ТЕКСТ СТРАНИЦЫ:
Совершившаяся в течение двадцати пяти лет эволюция в этом направлении
действительно поразительна. В предшествующую и даже не очень отдаленную
эпоху мнения все-таки указывали на некоторое ориентирование в известном
направлении, они вытекали из какого-нибудь основного общего верования.
Монархист роковым образом должен был иметь известные, очень определенные
убеждения как в истории, так и в науке, а республиканец должен был иметь
совершенно противоположные идеи. Монархист, например, был совершенно убежден
в том, что он не происходит от обезьяны, тогда как республиканец был убежден
в противном. Монархист должен был с ужасом отзываться о революции, а
республиканец -- с уважением. Одни имена произносились с благоговением,
другие же нельзя было произносить иначе, как с проклятием. Даже в Сорбонне
господствовало подобное же наивное отношение к истории. В настоящее время
вследствие обсуждений и анализа мнения теряют свое обаяние, их резкости
быстро сглаживаются. Лишь весьма немногие из этих мнений сохранили еще
настолько силы, чтобы увлекать нас, и современный человек все более и более
охватывается равнодушием.

ИСХОДНЫЕ ЗАПИСИ:
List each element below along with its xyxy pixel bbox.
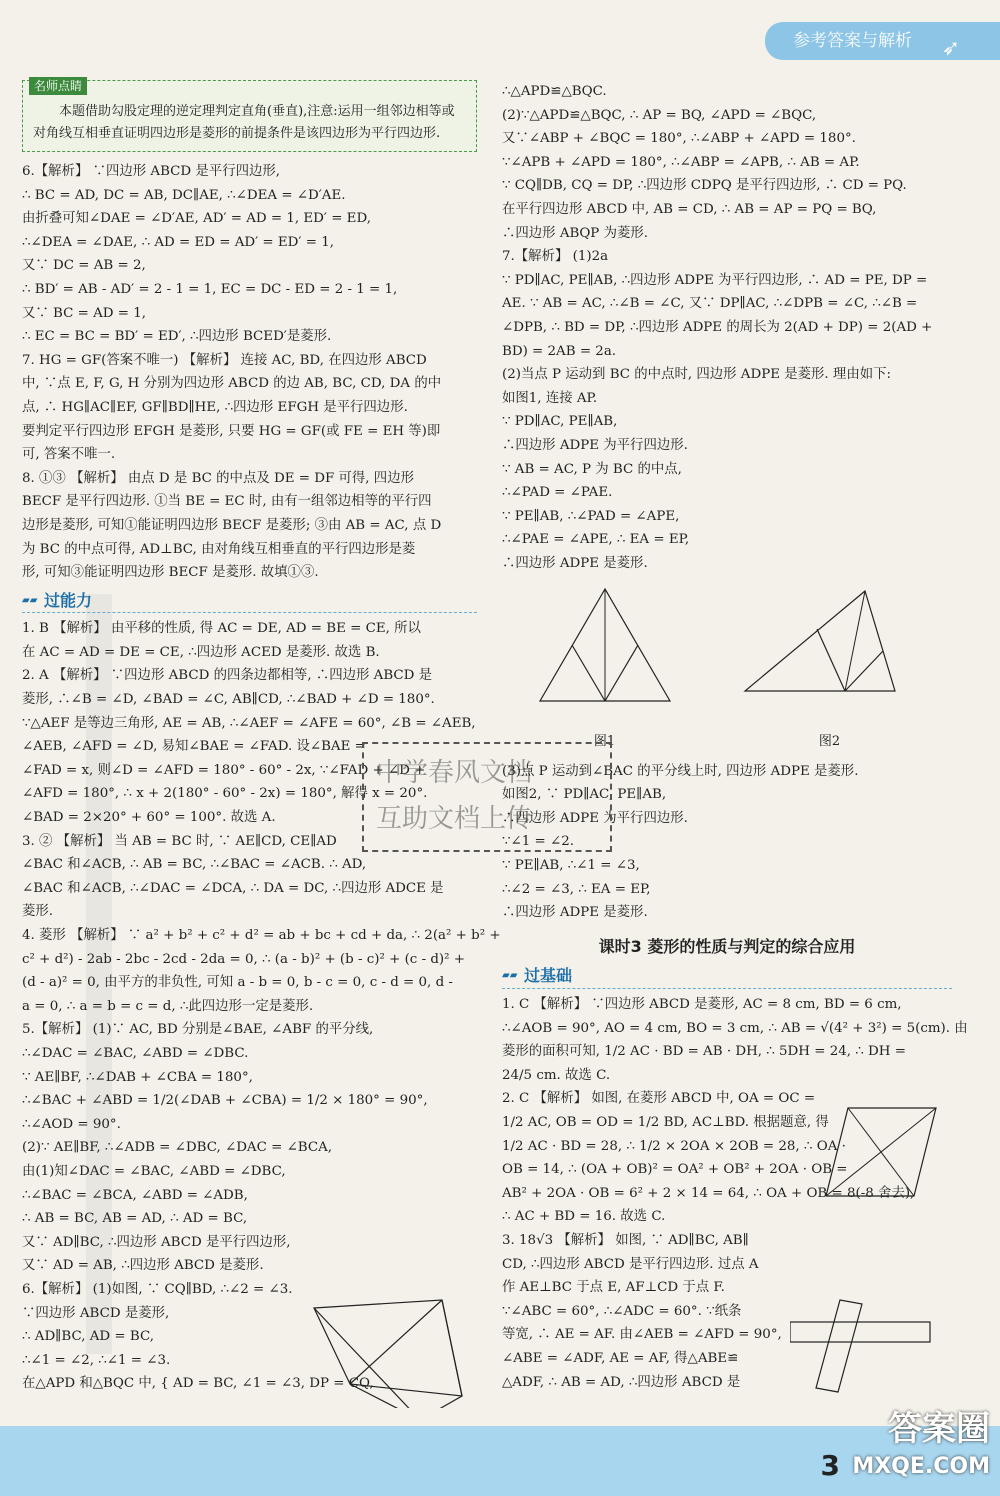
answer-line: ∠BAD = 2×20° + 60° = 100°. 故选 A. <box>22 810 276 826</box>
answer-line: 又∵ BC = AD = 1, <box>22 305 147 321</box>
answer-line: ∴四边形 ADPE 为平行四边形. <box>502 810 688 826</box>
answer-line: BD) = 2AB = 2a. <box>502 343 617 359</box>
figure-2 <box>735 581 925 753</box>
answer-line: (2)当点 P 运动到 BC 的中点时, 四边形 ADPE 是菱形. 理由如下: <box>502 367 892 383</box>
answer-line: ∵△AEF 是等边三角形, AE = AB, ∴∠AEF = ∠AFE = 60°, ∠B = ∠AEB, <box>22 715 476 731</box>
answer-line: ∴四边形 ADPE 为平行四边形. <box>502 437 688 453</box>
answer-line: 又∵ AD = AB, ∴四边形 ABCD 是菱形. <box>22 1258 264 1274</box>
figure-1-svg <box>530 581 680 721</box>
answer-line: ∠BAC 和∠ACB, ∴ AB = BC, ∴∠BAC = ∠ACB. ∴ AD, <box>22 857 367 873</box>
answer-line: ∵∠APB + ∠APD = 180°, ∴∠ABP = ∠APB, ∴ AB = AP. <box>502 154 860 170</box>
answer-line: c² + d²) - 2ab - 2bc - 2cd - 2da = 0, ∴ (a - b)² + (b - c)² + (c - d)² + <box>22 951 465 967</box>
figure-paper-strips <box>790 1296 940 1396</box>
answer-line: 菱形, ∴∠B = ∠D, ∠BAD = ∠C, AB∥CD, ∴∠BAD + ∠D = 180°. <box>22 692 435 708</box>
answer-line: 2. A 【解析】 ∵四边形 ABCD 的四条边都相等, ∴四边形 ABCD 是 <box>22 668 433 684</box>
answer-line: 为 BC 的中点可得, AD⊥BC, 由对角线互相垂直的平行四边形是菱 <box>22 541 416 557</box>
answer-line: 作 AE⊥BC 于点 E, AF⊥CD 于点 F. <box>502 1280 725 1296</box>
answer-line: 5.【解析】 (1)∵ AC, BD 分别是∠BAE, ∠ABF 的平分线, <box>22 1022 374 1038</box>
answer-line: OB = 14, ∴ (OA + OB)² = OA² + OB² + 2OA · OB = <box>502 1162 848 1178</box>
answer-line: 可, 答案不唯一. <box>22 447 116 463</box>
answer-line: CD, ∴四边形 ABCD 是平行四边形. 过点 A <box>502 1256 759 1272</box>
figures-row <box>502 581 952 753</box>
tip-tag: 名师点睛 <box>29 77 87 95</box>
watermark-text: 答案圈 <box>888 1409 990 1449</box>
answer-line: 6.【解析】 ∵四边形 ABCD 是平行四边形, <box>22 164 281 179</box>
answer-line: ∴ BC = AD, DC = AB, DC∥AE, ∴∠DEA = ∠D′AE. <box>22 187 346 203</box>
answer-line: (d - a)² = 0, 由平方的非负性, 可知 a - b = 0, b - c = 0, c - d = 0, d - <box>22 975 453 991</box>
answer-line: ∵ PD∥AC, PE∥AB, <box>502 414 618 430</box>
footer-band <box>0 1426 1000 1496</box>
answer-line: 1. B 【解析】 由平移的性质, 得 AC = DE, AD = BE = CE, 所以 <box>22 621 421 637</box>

УСЛОВИЯ ЗАДАНИЯ:
1) Замените «Монархист» на «Роялист» в тексте о мнениях и приведите весь отрывок от «Монархист роковым образом» вплоть до «охватывается равнодушием.».
2) Повторите записи без изменений, начиная со строки, где есть «answer-line: ∠BAD = 2×20°», и вплоть до строки, где есть «figure-2 <box>735 581 925 753</box>», включая обе.
Текст о мнениях никак не связан с записями.

ПРАВИЛЬНЫЕ ОТВЕТЫ:
1)
Роялист роковым образом должен был иметь известные, очень определенные
убеждения как в истории, так и в науке, а республиканец должен был иметь
совершенно противоположные идеи. Роялист, например, был совершенно убежден
в том, что он не происходит от обезьяны, тогда как республиканец был убежден
в противном. Роялист должен был с ужасом отзываться о революции, а
республиканец -- с уважением. Одни имена произносились с благоговением,
другие же нельзя было произносить иначе, как с проклятием. Даже в Сорбонне
господствовало подобное же наивное отношение к истории. В настоящее время
вследствие обсуждений и анализа мнения теряют свое обаяние, их резкости
быстро сглаживаются. Лишь весьма немногие из этих мнений сохранили еще
настолько силы, чтобы увлекать нас, и современный человек все более и более
охватывается равнодушием.

2)
answer-line: ∠BAD = 2×20° + 60° = 100°. 故选 A. <box>22 810 276 826</box>
answer-line: 又∵ BC = AD = 1, <box>22 305 147 321</box>
answer-line: ∴四边形 ADPE 为平行四边形. <box>502 810 688 826</box>
answer-line: BD) = 2AB = 2a. <box>502 343 617 359</box>
figure-2 <box>735 581 925 753</box>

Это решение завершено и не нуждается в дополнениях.